What is asked → What follows is a set of records; repeat all of them exactly.

Collected data:
* * *
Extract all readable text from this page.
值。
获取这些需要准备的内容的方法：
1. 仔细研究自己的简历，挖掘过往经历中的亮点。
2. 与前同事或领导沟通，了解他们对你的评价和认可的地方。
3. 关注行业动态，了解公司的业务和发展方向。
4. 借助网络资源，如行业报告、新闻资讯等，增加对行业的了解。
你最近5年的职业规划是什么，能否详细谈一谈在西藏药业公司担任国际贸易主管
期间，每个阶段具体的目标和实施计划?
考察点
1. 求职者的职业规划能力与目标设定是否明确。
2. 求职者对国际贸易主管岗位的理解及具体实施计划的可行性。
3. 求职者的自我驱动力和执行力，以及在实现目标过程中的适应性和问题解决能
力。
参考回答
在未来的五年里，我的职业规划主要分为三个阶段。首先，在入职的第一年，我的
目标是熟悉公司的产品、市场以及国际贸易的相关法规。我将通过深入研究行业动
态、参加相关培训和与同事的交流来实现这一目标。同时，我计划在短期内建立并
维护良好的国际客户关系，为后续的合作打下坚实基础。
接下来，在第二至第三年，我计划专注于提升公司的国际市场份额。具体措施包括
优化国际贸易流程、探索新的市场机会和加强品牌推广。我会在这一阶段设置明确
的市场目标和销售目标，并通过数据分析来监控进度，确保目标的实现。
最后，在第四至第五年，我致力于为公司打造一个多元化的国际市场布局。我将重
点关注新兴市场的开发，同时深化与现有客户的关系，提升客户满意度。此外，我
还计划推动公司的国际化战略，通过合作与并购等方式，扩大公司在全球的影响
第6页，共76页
* * *
Output for this exercise →
Extract all readable text from this page.
值。
获取这些需要准备的内容的方法：
1. 仔细研究自己的简历，挖掘过往经历中的亮点。
2. 与前同事或领导沟通，了解他们对你的评价和认可的地方。
3. 关注行业动态，了解公司的业务和发展方向。
4. 借助网络资源，如行业报告、新闻资讯等，增加对行业的了解。
你最近5年的职业规划是什么，能否详细谈一谈在西藏药业公司担任国际贸易主管
期间，每个阶段具体的目标和实施计划?
考察点
1. 求职者的职业规划能力与目标设定是否明确。
2. 求职者对国际贸易主管岗位的理解及具体实施计划的可行性。
3. 求职者的自我驱动力和执行力，以及在实现目标过程中的适应性和问题解决能
力。
参考回答
在未来的五年里，我的职业规划主要分为三个阶段。首先，在入职的第一年，我的
目标是熟悉公司的产品、市场以及国际贸易的相关法规。我将通过深入研究行业动
态、参加相关培训和与同事的交流来实现这一目标。同时，我计划在短期内建立并
维护良好的国际客户关系，为后续的合作打下坚实基础。
接下来，在第二至第三年，我计划专注于提升公司的国际市场份额。具体措施包括
优化国际贸易流程、探索新的市场机会和加强品牌推广。我会在这一阶段设置明确
的市场目标和销售目标，并通过数据分析来监控进度，确保目标的实现。
最后，在第四至第五年，我致力于为公司打造一个多元化的国际市场布局。我将重
点关注新兴市场的开发，同时深化与现有客户的关系，提升客户满意度。此外，我
还计划推动公司的国际化战略，通过合作与并购等方式，扩大公司在全球的影响
第6页，共76页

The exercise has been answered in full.